Reproduce the records below in their entirety, character for character.

== Records for the task ==

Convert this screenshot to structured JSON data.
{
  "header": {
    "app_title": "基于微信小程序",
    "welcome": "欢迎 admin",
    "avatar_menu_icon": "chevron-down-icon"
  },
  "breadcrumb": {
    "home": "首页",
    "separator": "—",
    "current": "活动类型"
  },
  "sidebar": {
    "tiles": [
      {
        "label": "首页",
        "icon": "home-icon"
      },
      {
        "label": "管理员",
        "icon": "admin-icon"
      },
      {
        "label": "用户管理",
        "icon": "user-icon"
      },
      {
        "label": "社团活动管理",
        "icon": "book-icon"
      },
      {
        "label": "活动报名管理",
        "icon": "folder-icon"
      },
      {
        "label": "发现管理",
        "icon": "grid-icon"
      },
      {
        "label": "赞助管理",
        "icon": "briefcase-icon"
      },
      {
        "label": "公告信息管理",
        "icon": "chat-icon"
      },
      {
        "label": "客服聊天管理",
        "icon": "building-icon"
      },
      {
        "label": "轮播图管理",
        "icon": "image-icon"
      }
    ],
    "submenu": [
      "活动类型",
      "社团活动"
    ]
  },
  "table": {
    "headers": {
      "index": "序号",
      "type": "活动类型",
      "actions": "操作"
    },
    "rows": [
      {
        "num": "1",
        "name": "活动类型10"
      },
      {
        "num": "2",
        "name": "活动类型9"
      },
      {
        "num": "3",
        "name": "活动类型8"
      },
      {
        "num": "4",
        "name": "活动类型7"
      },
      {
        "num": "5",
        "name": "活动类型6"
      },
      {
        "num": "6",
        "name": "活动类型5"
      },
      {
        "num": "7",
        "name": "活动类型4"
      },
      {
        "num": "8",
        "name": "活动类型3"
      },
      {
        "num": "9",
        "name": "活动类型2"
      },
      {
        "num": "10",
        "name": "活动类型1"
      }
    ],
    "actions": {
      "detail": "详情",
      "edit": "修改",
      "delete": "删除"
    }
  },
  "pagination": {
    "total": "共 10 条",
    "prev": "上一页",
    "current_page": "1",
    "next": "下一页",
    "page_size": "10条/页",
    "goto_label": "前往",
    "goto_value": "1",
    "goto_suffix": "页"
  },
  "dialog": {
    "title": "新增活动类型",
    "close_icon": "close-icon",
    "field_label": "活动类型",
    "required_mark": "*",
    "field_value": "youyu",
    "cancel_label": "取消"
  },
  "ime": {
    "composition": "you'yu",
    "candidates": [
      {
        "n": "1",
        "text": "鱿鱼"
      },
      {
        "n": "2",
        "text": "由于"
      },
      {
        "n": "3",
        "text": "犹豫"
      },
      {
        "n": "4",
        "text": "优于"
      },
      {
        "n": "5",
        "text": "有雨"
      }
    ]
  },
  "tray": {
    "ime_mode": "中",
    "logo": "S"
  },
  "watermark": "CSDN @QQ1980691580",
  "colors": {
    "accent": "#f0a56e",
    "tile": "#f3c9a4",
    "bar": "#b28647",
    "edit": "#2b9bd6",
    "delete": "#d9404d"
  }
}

===

## Output
Convert this screenshot to structured JSON data.
{
  "header": {
    "app_title": "基于微信小程序",
    "welcome": "欢迎 admin",
    "avatar_menu_icon": "chevron-down-icon"
  },
  "breadcrumb": {
    "home": "首页",
    "separator": "—",
    "current": "活动类型"
  },
  "sidebar": {
    "tiles": [
      {
        "label": "首页",
        "icon": "home-icon"
      },
      {
        "label": "管理员",
        "icon": "admin-icon"
      },
      {
        "label": "用户管理",
        "icon": "user-icon"
      },
      {
        "label": "社团活动管理",
        "icon": "book-icon"
      },
      {
        "label": "活动报名管理",
        "icon": "folder-icon"
      },
      {
        "label": "发现管理",
        "icon": "grid-icon"
      },
      {
        "label": "赞助管理",
        "icon": "briefcase-icon"
      },
      {
        "label": "公告信息管理",
        "icon": "chat-icon"
      },
      {
        "label": "客服聊天管理",
        "icon": "building-icon"
      },
      {
        "label": "轮播图管理",
        "icon": "image-icon"
      }
    ],
    "submenu": [
      "活动类型",
      "社团活动"
    ]
  },
  "table": {
    "headers": {
      "index": "序号",
      "type": "活动类型",
      "actions": "操作"
    },
    "rows": [
      {
        "num": "1",
        "name": "活动类型10"
      },
      {
        "num": "2",
        "name": "活动类型9"
      },
      {
        "num": "3",
        "name": "活动类型8"
      },
      {
        "num": "4",
        "name": "活动类型7"
      },
      {
        "num": "5",
        "name": "活动类型6"
      },
      {
        "num": "6",
        "name": "活动类型5"
      },
      {
        "num": "7",
        "name": "活动类型4"
      },
      {
        "num": "8",
        "name": "活动类型3"
      },
      {
        "num": "9",
        "name": "活动类型2"
      },
      {
        "num": "10",
        "name": "活动类型1"
      }
    ],
    "actions": {
      "detail": "详情",
      "edit": "修改",
      "delete": "删除"
    }
  },
  "pagination": {
    "total": "共 10 条",
    "prev": "上一页",
    "current_page": "1",
    "next": "下一页",
    "page_size": "10条/页",
    "goto_label": "前往",
    "goto_value": "1",
    "goto_suffix": "页"
  },
  "dialog": {
    "title": "新增活动类型",
    "close_icon": "close-icon",
    "field_label": "活动类型",
    "required_mark": "*",
    "field_value": "youyu",
    "cancel_label": "取消"
  },
  "ime": {
    "composition": "you'yu",
    "candidates": [
      {
        "n": "1",
        "text": "鱿鱼"
      },
      {
        "n": "2",
        "text": "由于"
      },
      {
        "n": "3",
        "text": "犹豫"
      },
      {
        "n": "4",
        "text": "优于"
      },
      {
        "n": "5",
        "text": "有雨"
      }
    ]
  },
  "tray": {
    "ime_mode": "中",
    "logo": "S"
  },
  "watermark": "CSDN @QQ1980691580",
  "colors": {
    "accent": "#f0a56e",
    "tile": "#f3c9a4",
    "bar": "#b28647",
    "edit": "#2b9bd6",
    "delete": "#d9404d"
  }
}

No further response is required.